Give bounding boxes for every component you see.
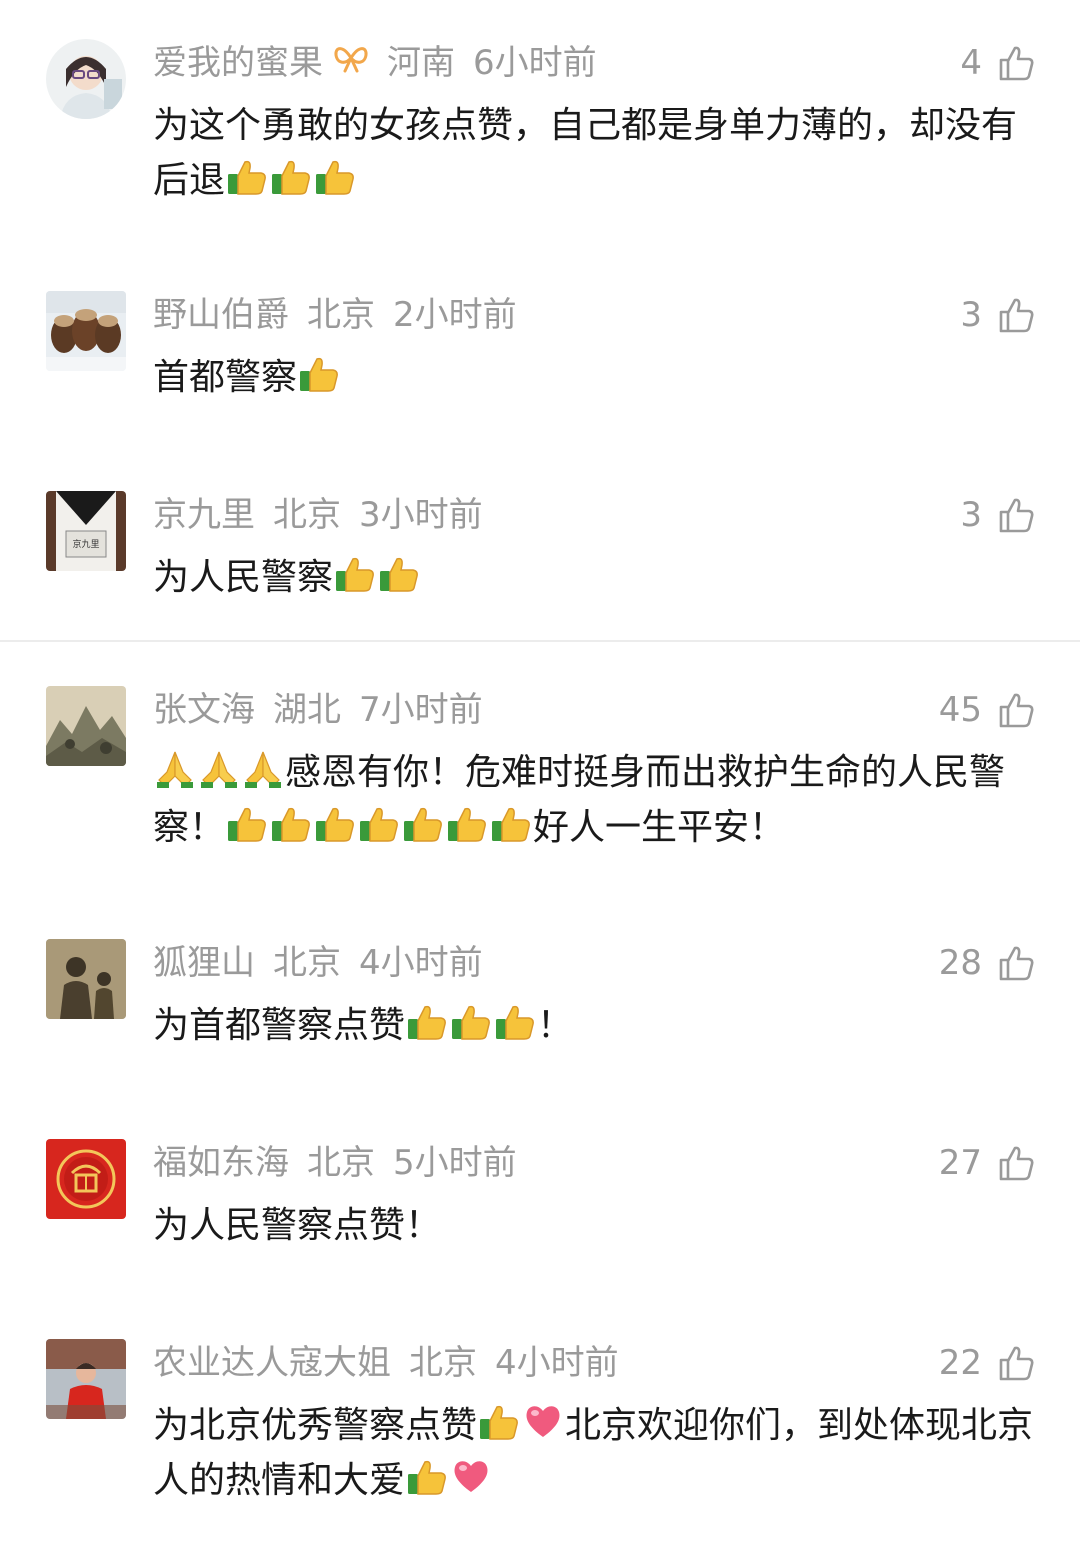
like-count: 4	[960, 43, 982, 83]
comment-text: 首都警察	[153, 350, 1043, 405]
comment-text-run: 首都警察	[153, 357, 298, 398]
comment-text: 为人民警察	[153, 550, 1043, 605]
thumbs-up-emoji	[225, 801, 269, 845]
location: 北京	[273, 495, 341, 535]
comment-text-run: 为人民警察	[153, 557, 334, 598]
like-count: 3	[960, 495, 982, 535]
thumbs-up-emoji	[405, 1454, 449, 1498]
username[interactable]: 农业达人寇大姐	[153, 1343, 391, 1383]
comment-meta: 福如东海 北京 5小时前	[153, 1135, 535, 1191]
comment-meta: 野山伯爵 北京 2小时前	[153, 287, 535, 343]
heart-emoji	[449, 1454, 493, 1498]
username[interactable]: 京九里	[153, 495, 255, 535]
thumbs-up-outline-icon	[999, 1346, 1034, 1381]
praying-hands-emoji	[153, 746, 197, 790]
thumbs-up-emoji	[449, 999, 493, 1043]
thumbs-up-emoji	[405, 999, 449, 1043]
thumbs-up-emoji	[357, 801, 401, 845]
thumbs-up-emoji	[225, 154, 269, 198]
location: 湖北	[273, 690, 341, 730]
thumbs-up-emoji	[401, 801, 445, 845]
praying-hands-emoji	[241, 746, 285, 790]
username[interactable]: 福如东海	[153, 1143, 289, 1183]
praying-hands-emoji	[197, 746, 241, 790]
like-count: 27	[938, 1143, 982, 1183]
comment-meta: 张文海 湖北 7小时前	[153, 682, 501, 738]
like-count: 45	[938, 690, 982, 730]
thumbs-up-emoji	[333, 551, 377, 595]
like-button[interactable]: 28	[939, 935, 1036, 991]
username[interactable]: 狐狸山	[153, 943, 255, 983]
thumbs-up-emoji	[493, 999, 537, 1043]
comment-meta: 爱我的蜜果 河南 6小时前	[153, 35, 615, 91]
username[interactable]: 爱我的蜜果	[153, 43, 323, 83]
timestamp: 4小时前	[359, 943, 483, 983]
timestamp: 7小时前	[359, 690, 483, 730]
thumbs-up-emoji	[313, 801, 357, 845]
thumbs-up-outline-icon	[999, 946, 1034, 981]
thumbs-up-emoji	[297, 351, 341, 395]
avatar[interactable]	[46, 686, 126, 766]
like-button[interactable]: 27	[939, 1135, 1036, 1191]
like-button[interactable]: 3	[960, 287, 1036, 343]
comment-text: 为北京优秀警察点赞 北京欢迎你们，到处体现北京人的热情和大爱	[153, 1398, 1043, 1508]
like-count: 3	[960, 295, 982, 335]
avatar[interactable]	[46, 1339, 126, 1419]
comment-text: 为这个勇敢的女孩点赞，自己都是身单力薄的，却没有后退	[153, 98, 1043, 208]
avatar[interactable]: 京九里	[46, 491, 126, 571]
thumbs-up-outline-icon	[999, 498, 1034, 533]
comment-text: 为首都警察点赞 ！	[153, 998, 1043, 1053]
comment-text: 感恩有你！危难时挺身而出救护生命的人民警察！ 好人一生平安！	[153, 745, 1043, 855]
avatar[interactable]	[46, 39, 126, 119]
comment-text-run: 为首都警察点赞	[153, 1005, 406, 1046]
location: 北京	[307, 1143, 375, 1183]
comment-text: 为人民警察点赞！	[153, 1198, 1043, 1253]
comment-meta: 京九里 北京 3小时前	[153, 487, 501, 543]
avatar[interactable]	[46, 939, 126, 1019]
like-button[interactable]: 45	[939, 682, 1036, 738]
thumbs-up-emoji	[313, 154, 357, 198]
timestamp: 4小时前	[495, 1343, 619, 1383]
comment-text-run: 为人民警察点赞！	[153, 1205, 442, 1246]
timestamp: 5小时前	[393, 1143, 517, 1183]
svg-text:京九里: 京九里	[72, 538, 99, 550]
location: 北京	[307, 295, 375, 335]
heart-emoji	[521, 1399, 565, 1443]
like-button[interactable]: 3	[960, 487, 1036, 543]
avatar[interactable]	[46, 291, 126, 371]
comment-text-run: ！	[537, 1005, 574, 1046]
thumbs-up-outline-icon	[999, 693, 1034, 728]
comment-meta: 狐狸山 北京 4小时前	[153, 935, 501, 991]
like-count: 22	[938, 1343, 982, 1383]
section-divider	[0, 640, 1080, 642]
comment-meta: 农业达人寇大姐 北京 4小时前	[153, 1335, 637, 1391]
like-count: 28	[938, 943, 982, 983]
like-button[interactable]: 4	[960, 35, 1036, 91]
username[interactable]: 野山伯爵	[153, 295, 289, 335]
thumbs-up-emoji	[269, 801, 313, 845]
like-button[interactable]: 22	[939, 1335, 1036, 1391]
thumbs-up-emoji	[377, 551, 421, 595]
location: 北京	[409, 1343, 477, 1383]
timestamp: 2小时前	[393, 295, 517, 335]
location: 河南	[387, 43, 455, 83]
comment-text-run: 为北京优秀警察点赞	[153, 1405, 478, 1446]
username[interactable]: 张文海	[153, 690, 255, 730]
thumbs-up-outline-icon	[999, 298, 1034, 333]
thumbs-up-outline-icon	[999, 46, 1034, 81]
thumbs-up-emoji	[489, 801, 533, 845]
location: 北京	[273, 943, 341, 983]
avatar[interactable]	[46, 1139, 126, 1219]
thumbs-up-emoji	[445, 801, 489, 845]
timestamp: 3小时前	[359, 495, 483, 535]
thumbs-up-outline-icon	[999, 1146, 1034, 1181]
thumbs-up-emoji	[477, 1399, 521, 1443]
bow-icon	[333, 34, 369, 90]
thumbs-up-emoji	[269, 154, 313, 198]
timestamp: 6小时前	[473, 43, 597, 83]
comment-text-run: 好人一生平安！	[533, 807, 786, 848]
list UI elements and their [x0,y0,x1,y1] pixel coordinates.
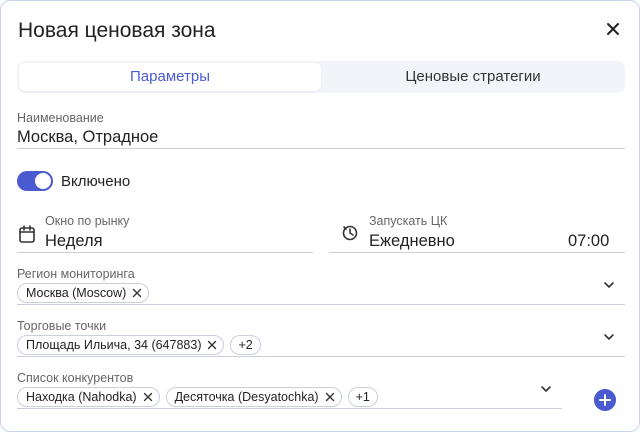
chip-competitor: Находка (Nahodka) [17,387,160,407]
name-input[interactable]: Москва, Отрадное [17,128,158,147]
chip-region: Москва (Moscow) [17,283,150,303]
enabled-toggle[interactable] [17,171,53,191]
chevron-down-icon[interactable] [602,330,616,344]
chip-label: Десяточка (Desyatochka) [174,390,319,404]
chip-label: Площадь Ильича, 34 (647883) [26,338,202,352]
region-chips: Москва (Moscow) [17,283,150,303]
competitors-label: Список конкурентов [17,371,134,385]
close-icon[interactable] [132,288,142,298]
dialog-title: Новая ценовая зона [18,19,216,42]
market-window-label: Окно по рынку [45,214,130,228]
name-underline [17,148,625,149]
——
## Directions for this task
Put each line of the entries above into a numbered list, skipping any blank lines and leaving the pictures out.

## Output of the task
1. Give bounding boxes for every component you see.
2. like-count: 4	[960, 43, 982, 83]
3. comment-text: 首都警察	[153, 350, 1043, 405]
4. comment-text-run: 首都警察	[153, 357, 298, 398]
5. comment-text: 为人民警察	[153, 550, 1043, 605]
6. thumbs-up-emoji	[225, 801, 269, 845]
7. location: 北京	[273, 495, 341, 535]
8. comment-text-run: 为人民警察	[153, 557, 334, 598]
9. like-count: 3	[960, 495, 982, 535]
10. thumbs-up-emoji	[405, 1454, 449, 1498]
11. username[interactable]: 农业达人寇大姐	[153, 1343, 391, 1383]
12. comment-meta: 福如东海 北京 5小时前	[153, 1135, 535, 1191]
13. comment-meta: 野山伯爵 北京 2小时前	[153, 287, 535, 343]
14. heart-emoji	[449, 1454, 493, 1498]
15. username[interactable]: 京九里	[153, 495, 255, 535]
16. thumbs-up-outline-icon	[999, 1346, 1034, 1381]
17. praying-hands-emoji	[153, 746, 197, 790]
18. thumbs-up-emoji	[449, 999, 493, 1043]
19. thumbs-up-emoji	[405, 999, 449, 1043]
20. thumbs-up-emoji	[357, 801, 401, 845]
21. thumbs-up-emoji	[225, 154, 269, 198]
22. location: 湖北	[273, 690, 341, 730]
23. thumbs-up-emoji	[401, 801, 445, 845]
24. praying-hands-emoji	[241, 746, 285, 790]
25. username[interactable]: 福如东海	[153, 1143, 289, 1183]
26. praying-hands-emoji	[197, 746, 241, 790]
27. like-count: 27	[938, 1143, 982, 1183]
28. comment-meta: 张文海 湖北 7小时前	[153, 682, 501, 738]
29. like-count: 45	[938, 690, 982, 730]
30. thumbs-up-emoji	[333, 551, 377, 595]
31. like-button[interactable]: 28	[939, 935, 1036, 991]
32. username[interactable]: 狐狸山	[153, 943, 255, 983]
33. thumbs-up-emoji	[493, 999, 537, 1043]
34. comment-meta: 爱我的蜜果 河南 6小时前	[153, 35, 615, 91]
35. username[interactable]: 爱我的蜜果	[153, 43, 323, 83]
36. timestamp: 4小时前	[359, 943, 483, 983]
37. timestamp: 7小时前	[359, 690, 483, 730]
38. thumbs-up-emoji	[313, 801, 357, 845]
39. thumbs-up-outline-icon	[999, 946, 1034, 981]
40. thumbs-up-emoji	[297, 351, 341, 395]
41. avatar[interactable]	[46, 686, 126, 766]
42. like-button[interactable]: 27	[939, 1135, 1036, 1191]
43. like-button[interactable]: 3	[960, 287, 1036, 343]
44. comment-text: 为北京优秀警察点赞 北京欢迎你们，到处体现北京人的热情和大爱	[153, 1398, 1043, 1508]
45. like-count: 3	[960, 295, 982, 335]
46. avatar[interactable]	[46, 1339, 126, 1419]
47. comment-text: 为这个勇敢的女孩点赞，自己都是身单力薄的，却没有后退	[153, 98, 1043, 208]
48. avatar[interactable]: 京九里	[46, 491, 126, 571]
49. thumbs-up-outline-icon	[999, 498, 1034, 533]
50. comment-text: 为首都警察点赞 ！	[153, 998, 1043, 1053]
51. comment-text: 感恩有你！危难时挺身而出救护生命的人民警察！ 好人一生平安！	[153, 745, 1043, 855]
52. avatar[interactable]	[46, 39, 126, 119]
53. comment-text-run: 为首都警察点赞	[153, 1005, 406, 1046]
54. location: 北京	[307, 1143, 375, 1183]
55. comment-text: 为人民警察点赞！	[153, 1198, 1043, 1253]
56. comment-meta: 京九里 北京 3小时前	[153, 487, 501, 543]
57. avatar[interactable]	[46, 939, 126, 1019]
58. like-button[interactable]: 45	[939, 682, 1036, 738]
59. thumbs-up-emoji	[313, 154, 357, 198]
60. timestamp: 4小时前	[495, 1343, 619, 1383]
61. comment-text-run: 为人民警察点赞！	[153, 1205, 442, 1246]
62. timestamp: 5小时前	[393, 1143, 517, 1183]
63. svg-text:京九里: 京九里	[72, 538, 99, 550]
64. location: 北京	[307, 295, 375, 335]
65. heart-emoji	[521, 1399, 565, 1443]
66. like-button[interactable]: 3	[960, 487, 1036, 543]
67. avatar[interactable]	[46, 291, 126, 371]
68. comment-text-run: ！	[537, 1005, 574, 1046]
69. thumbs-up-outline-icon	[999, 693, 1034, 728]
70. comment-meta: 狐狸山 北京 4小时前	[153, 935, 501, 991]
71. like-count: 22	[938, 1343, 982, 1383]
72. section-divider	[0, 640, 1080, 642]
73. comment-meta: 农业达人寇大姐 北京 4小时前	[153, 1335, 637, 1391]
74. like-count: 28	[938, 943, 982, 983]
75. like-button[interactable]: 4	[960, 35, 1036, 91]
76. username[interactable]: 野山伯爵	[153, 295, 289, 335]
77. thumbs-up-emoji	[269, 801, 313, 845]
78. like-button[interactable]: 22	[939, 1335, 1036, 1391]
79. thumbs-up-emoji	[377, 551, 421, 595]
80. location: 北京	[409, 1343, 477, 1383]
81. timestamp: 2小时前	[393, 295, 517, 335]
82. location: 河南	[387, 43, 455, 83]
83. comment-text-run: 为北京优秀警察点赞	[153, 1405, 478, 1446]
84. username[interactable]: 张文海	[153, 690, 255, 730]
85. thumbs-up-outline-icon	[999, 298, 1034, 333]
86. thumbs-up-outline-icon	[999, 46, 1034, 81]
87. thumbs-up-emoji	[489, 801, 533, 845]
88. location: 北京	[273, 943, 341, 983]
89. avatar[interactable]	[46, 1139, 126, 1219]
90. thumbs-up-emoji	[445, 801, 489, 845]
91. timestamp: 3小时前	[359, 495, 483, 535]
92. thumbs-up-outline-icon	[999, 1146, 1034, 1181]
93. thumbs-up-emoji	[477, 1399, 521, 1443]
94. bow-icon	[333, 34, 369, 90]
95. thumbs-up-emoji	[269, 154, 313, 198]
96. timestamp: 6小时前	[473, 43, 597, 83]
97. comment-text-run: 好人一生平安！	[533, 807, 786, 848]
98. list UI elements and their [x0,y0,x1,y1] pixel coordinates.
99. chip-competitor: Находка (Nahodka) [17,387,160,407]
100. name-input[interactable]: Москва, Отрадное [17,128,158,147]
101. chip-region: Москва (Moscow) [17,283,150,303]
102. enabled-toggle[interactable] [17,171,53,191]
103. chevron-down-icon[interactable] [602,330,616,344]
104. chip-label: Десяточка (Desyatochka) [174,390,319,404]
105. chip-label: Площадь Ильича, 34 (647883) [26,338,202,352]
106. region-chips: Москва (Moscow) [17,283,150,303]
107. competitors-label: Список конкурентов [17,371,134,385]
108. close-icon[interactable] [132,288,142,298]
109. dialog-title: Новая ценовая зона [18,19,216,42]
110. market-window-label: Окно по рынку [45,214,130,228]
111. name-underline [17,148,625,149]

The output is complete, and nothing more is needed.